[begin DATASET CONTENT]
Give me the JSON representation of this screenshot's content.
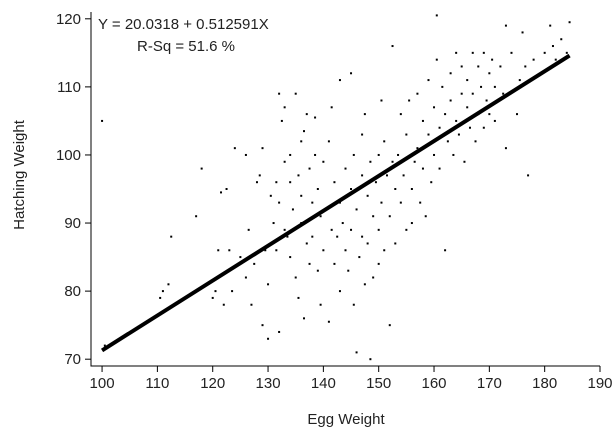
{
  "chart_data": {
    "type": "scatter",
    "xlabel": "Egg Weight",
    "ylabel": "Hatching Weight",
    "xlim": [
      98,
      190
    ],
    "ylim": [
      69,
      121
    ],
    "xticks": [
      100,
      110,
      120,
      130,
      140,
      150,
      160,
      170,
      180,
      190
    ],
    "yticks": [
      70,
      80,
      90,
      100,
      110,
      120
    ],
    "grid": false,
    "annotations": [
      "Y = 20.0318 + 0.512591X",
      "R-Sq = 51.6 %"
    ],
    "fit": {
      "intercept": 20.0318,
      "slope": 0.512591,
      "x_range": [
        100,
        184.5
      ]
    },
    "points": [
      [
        100,
        105
      ],
      [
        100.5,
        72
      ],
      [
        110.5,
        79
      ],
      [
        111,
        80
      ],
      [
        112,
        81
      ],
      [
        112.5,
        88
      ],
      [
        117,
        91
      ],
      [
        118,
        98
      ],
      [
        120,
        79
      ],
      [
        120.5,
        80
      ],
      [
        121,
        82
      ],
      [
        121,
        86
      ],
      [
        121.5,
        94.5
      ],
      [
        122,
        78
      ],
      [
        122.5,
        95
      ],
      [
        123,
        86
      ],
      [
        123.5,
        80
      ],
      [
        124,
        101
      ],
      [
        125,
        85
      ],
      [
        126,
        82
      ],
      [
        126.5,
        89
      ],
      [
        127,
        78
      ],
      [
        127.5,
        84
      ],
      [
        128,
        96
      ],
      [
        128.5,
        97
      ],
      [
        129,
        75
      ],
      [
        129.5,
        86
      ],
      [
        130,
        73
      ],
      [
        130,
        81
      ],
      [
        130.5,
        94
      ],
      [
        131,
        90
      ],
      [
        131.5,
        96
      ],
      [
        131.5,
        86
      ],
      [
        132,
        93
      ],
      [
        132,
        74
      ],
      [
        132.5,
        105
      ],
      [
        133,
        107
      ],
      [
        133,
        99
      ],
      [
        133,
        89
      ],
      [
        133.5,
        88
      ],
      [
        134,
        100
      ],
      [
        134,
        96
      ],
      [
        134,
        85
      ],
      [
        134.5,
        92
      ],
      [
        135,
        109
      ],
      [
        135,
        82
      ],
      [
        135.5,
        97
      ],
      [
        135.5,
        79
      ],
      [
        136,
        102
      ],
      [
        136,
        94
      ],
      [
        136,
        90
      ],
      [
        136.5,
        76
      ],
      [
        137,
        106
      ],
      [
        137,
        87
      ],
      [
        137.5,
        84
      ],
      [
        137.5,
        98
      ],
      [
        138,
        93
      ],
      [
        138,
        88
      ],
      [
        138.5,
        100
      ],
      [
        139,
        95
      ],
      [
        139,
        83
      ],
      [
        139.5,
        91
      ],
      [
        139.5,
        78
      ],
      [
        140,
        99
      ],
      [
        140,
        86
      ],
      [
        140.5,
        92
      ],
      [
        141,
        102
      ],
      [
        141,
        75.5
      ],
      [
        141.5,
        89
      ],
      [
        142,
        96
      ],
      [
        142,
        84
      ],
      [
        142.5,
        88
      ],
      [
        143,
        93
      ],
      [
        143,
        80
      ],
      [
        143.5,
        90
      ],
      [
        144,
        98
      ],
      [
        144,
        86
      ],
      [
        144.5,
        83
      ],
      [
        145,
        95
      ],
      [
        145,
        89
      ],
      [
        145.5,
        78
      ],
      [
        145.5,
        100
      ],
      [
        146,
        92
      ],
      [
        146,
        71
      ],
      [
        146.5,
        85
      ],
      [
        147,
        97
      ],
      [
        147,
        88
      ],
      [
        147,
        103
      ],
      [
        147.5,
        81
      ],
      [
        148,
        94
      ],
      [
        148,
        87
      ],
      [
        148.5,
        99
      ],
      [
        148.5,
        70
      ],
      [
        149,
        91
      ],
      [
        149,
        82
      ],
      [
        149.5,
        96
      ],
      [
        150,
        89
      ],
      [
        150,
        100
      ],
      [
        150,
        84
      ],
      [
        150.5,
        93
      ],
      [
        151,
        102
      ],
      [
        151,
        86
      ],
      [
        151.5,
        97
      ],
      [
        152,
        91
      ],
      [
        152,
        75
      ],
      [
        152.5,
        99
      ],
      [
        153,
        95
      ],
      [
        153,
        87
      ],
      [
        153.5,
        100
      ],
      [
        154,
        106
      ],
      [
        154,
        93
      ],
      [
        154.5,
        97
      ],
      [
        155,
        89
      ],
      [
        155,
        103
      ],
      [
        155.5,
        108
      ],
      [
        156,
        95
      ],
      [
        156,
        90
      ],
      [
        156.5,
        99
      ],
      [
        157,
        101
      ],
      [
        157,
        109
      ],
      [
        157.5,
        93
      ],
      [
        158,
        105
      ],
      [
        158,
        98
      ],
      [
        158.5,
        91
      ],
      [
        159,
        103
      ],
      [
        159,
        111
      ],
      [
        159.5,
        96
      ],
      [
        160,
        107
      ],
      [
        160,
        100
      ],
      [
        160.5,
        114
      ],
      [
        161,
        104
      ],
      [
        161,
        98
      ],
      [
        161.5,
        110
      ],
      [
        162,
        106
      ],
      [
        162,
        86
      ],
      [
        162.5,
        102
      ],
      [
        163,
        112
      ],
      [
        163,
        108
      ],
      [
        163.5,
        100
      ],
      [
        164,
        115
      ],
      [
        164,
        105
      ],
      [
        164.5,
        103
      ],
      [
        165,
        109
      ],
      [
        165,
        113
      ],
      [
        165.5,
        99
      ],
      [
        166,
        107
      ],
      [
        166,
        111
      ],
      [
        166.5,
        104
      ],
      [
        167,
        115
      ],
      [
        167,
        109
      ],
      [
        167.5,
        102
      ],
      [
        168,
        113
      ],
      [
        168,
        106
      ],
      [
        168.5,
        110
      ],
      [
        169,
        104
      ],
      [
        169,
        115
      ],
      [
        169.5,
        108
      ],
      [
        170,
        112
      ],
      [
        170,
        106
      ],
      [
        170.5,
        114
      ],
      [
        171,
        110
      ],
      [
        171,
        105
      ],
      [
        172,
        113
      ],
      [
        172.5,
        109
      ],
      [
        173,
        119
      ],
      [
        173,
        101
      ],
      [
        174,
        115
      ],
      [
        175,
        106
      ],
      [
        175.5,
        111
      ],
      [
        176,
        118
      ],
      [
        176.5,
        113
      ],
      [
        177,
        97
      ],
      [
        178,
        114
      ],
      [
        180,
        115
      ],
      [
        181,
        119
      ],
      [
        181.5,
        116
      ],
      [
        182,
        114
      ],
      [
        183,
        117
      ],
      [
        184,
        115
      ],
      [
        184.5,
        119.5
      ],
      [
        160.5,
        120.5
      ],
      [
        152.5,
        116
      ],
      [
        145,
        112
      ],
      [
        143,
        111
      ],
      [
        132,
        109
      ],
      [
        136.5,
        103.5
      ],
      [
        129,
        101
      ],
      [
        126,
        100
      ],
      [
        138.5,
        105.5
      ],
      [
        141.5,
        107
      ],
      [
        147.5,
        106
      ],
      [
        150.5,
        108
      ]
    ]
  }
}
[end DATASET CONTENT]
→ WORK REQUIRED
Give every line back word for word and leave the pictures out.

→ RESPONSE TO THIS EXERCISE
Give me the JSON representation of this screenshot's content.
{
  "chart_data": {
    "type": "scatter",
    "xlabel": "Egg Weight",
    "ylabel": "Hatching Weight",
    "xlim": [
      98,
      190
    ],
    "ylim": [
      69,
      121
    ],
    "xticks": [
      100,
      110,
      120,
      130,
      140,
      150,
      160,
      170,
      180,
      190
    ],
    "yticks": [
      70,
      80,
      90,
      100,
      110,
      120
    ],
    "grid": false,
    "annotations": [
      "Y = 20.0318 + 0.512591X",
      "R-Sq = 51.6 %"
    ],
    "fit": {
      "intercept": 20.0318,
      "slope": 0.512591,
      "x_range": [
        100,
        184.5
      ]
    },
    "points": [
      [
        100,
        105
      ],
      [
        100.5,
        72
      ],
      [
        110.5,
        79
      ],
      [
        111,
        80
      ],
      [
        112,
        81
      ],
      [
        112.5,
        88
      ],
      [
        117,
        91
      ],
      [
        118,
        98
      ],
      [
        120,
        79
      ],
      [
        120.5,
        80
      ],
      [
        121,
        82
      ],
      [
        121,
        86
      ],
      [
        121.5,
        94.5
      ],
      [
        122,
        78
      ],
      [
        122.5,
        95
      ],
      [
        123,
        86
      ],
      [
        123.5,
        80
      ],
      [
        124,
        101
      ],
      [
        125,
        85
      ],
      [
        126,
        82
      ],
      [
        126.5,
        89
      ],
      [
        127,
        78
      ],
      [
        127.5,
        84
      ],
      [
        128,
        96
      ],
      [
        128.5,
        97
      ],
      [
        129,
        75
      ],
      [
        129.5,
        86
      ],
      [
        130,
        73
      ],
      [
        130,
        81
      ],
      [
        130.5,
        94
      ],
      [
        131,
        90
      ],
      [
        131.5,
        96
      ],
      [
        131.5,
        86
      ],
      [
        132,
        93
      ],
      [
        132,
        74
      ],
      [
        132.5,
        105
      ],
      [
        133,
        107
      ],
      [
        133,
        99
      ],
      [
        133,
        89
      ],
      [
        133.5,
        88
      ],
      [
        134,
        100
      ],
      [
        134,
        96
      ],
      [
        134,
        85
      ],
      [
        134.5,
        92
      ],
      [
        135,
        109
      ],
      [
        135,
        82
      ],
      [
        135.5,
        97
      ],
      [
        135.5,
        79
      ],
      [
        136,
        102
      ],
      [
        136,
        94
      ],
      [
        136,
        90
      ],
      [
        136.5,
        76
      ],
      [
        137,
        106
      ],
      [
        137,
        87
      ],
      [
        137.5,
        84
      ],
      [
        137.5,
        98
      ],
      [
        138,
        93
      ],
      [
        138,
        88
      ],
      [
        138.5,
        100
      ],
      [
        139,
        95
      ],
      [
        139,
        83
      ],
      [
        139.5,
        91
      ],
      [
        139.5,
        78
      ],
      [
        140,
        99
      ],
      [
        140,
        86
      ],
      [
        140.5,
        92
      ],
      [
        141,
        102
      ],
      [
        141,
        75.5
      ],
      [
        141.5,
        89
      ],
      [
        142,
        96
      ],
      [
        142,
        84
      ],
      [
        142.5,
        88
      ],
      [
        143,
        93
      ],
      [
        143,
        80
      ],
      [
        143.5,
        90
      ],
      [
        144,
        98
      ],
      [
        144,
        86
      ],
      [
        144.5,
        83
      ],
      [
        145,
        95
      ],
      [
        145,
        89
      ],
      [
        145.5,
        78
      ],
      [
        145.5,
        100
      ],
      [
        146,
        92
      ],
      [
        146,
        71
      ],
      [
        146.5,
        85
      ],
      [
        147,
        97
      ],
      [
        147,
        88
      ],
      [
        147,
        103
      ],
      [
        147.5,
        81
      ],
      [
        148,
        94
      ],
      [
        148,
        87
      ],
      [
        148.5,
        99
      ],
      [
        148.5,
        70
      ],
      [
        149,
        91
      ],
      [
        149,
        82
      ],
      [
        149.5,
        96
      ],
      [
        150,
        89
      ],
      [
        150,
        100
      ],
      [
        150,
        84
      ],
      [
        150.5,
        93
      ],
      [
        151,
        102
      ],
      [
        151,
        86
      ],
      [
        151.5,
        97
      ],
      [
        152,
        91
      ],
      [
        152,
        75
      ],
      [
        152.5,
        99
      ],
      [
        153,
        95
      ],
      [
        153,
        87
      ],
      [
        153.5,
        100
      ],
      [
        154,
        106
      ],
      [
        154,
        93
      ],
      [
        154.5,
        97
      ],
      [
        155,
        89
      ],
      [
        155,
        103
      ],
      [
        155.5,
        108
      ],
      [
        156,
        95
      ],
      [
        156,
        90
      ],
      [
        156.5,
        99
      ],
      [
        157,
        101
      ],
      [
        157,
        109
      ],
      [
        157.5,
        93
      ],
      [
        158,
        105
      ],
      [
        158,
        98
      ],
      [
        158.5,
        91
      ],
      [
        159,
        103
      ],
      [
        159,
        111
      ],
      [
        159.5,
        96
      ],
      [
        160,
        107
      ],
      [
        160,
        100
      ],
      [
        160.5,
        114
      ],
      [
        161,
        104
      ],
      [
        161,
        98
      ],
      [
        161.5,
        110
      ],
      [
        162,
        106
      ],
      [
        162,
        86
      ],
      [
        162.5,
        102
      ],
      [
        163,
        112
      ],
      [
        163,
        108
      ],
      [
        163.5,
        100
      ],
      [
        164,
        115
      ],
      [
        164,
        105
      ],
      [
        164.5,
        103
      ],
      [
        165,
        109
      ],
      [
        165,
        113
      ],
      [
        165.5,
        99
      ],
      [
        166,
        107
      ],
      [
        166,
        111
      ],
      [
        166.5,
        104
      ],
      [
        167,
        115
      ],
      [
        167,
        109
      ],
      [
        167.5,
        102
      ],
      [
        168,
        113
      ],
      [
        168,
        106
      ],
      [
        168.5,
        110
      ],
      [
        169,
        104
      ],
      [
        169,
        115
      ],
      [
        169.5,
        108
      ],
      [
        170,
        112
      ],
      [
        170,
        106
      ],
      [
        170.5,
        114
      ],
      [
        171,
        110
      ],
      [
        171,
        105
      ],
      [
        172,
        113
      ],
      [
        172.5,
        109
      ],
      [
        173,
        119
      ],
      [
        173,
        101
      ],
      [
        174,
        115
      ],
      [
        175,
        106
      ],
      [
        175.5,
        111
      ],
      [
        176,
        118
      ],
      [
        176.5,
        113
      ],
      [
        177,
        97
      ],
      [
        178,
        114
      ],
      [
        180,
        115
      ],
      [
        181,
        119
      ],
      [
        181.5,
        116
      ],
      [
        182,
        114
      ],
      [
        183,
        117
      ],
      [
        184,
        115
      ],
      [
        184.5,
        119.5
      ],
      [
        160.5,
        120.5
      ],
      [
        152.5,
        116
      ],
      [
        145,
        112
      ],
      [
        143,
        111
      ],
      [
        132,
        109
      ],
      [
        136.5,
        103.5
      ],
      [
        129,
        101
      ],
      [
        126,
        100
      ],
      [
        138.5,
        105.5
      ],
      [
        141.5,
        107
      ],
      [
        147.5,
        106
      ],
      [
        150.5,
        108
      ]
    ]
  }
}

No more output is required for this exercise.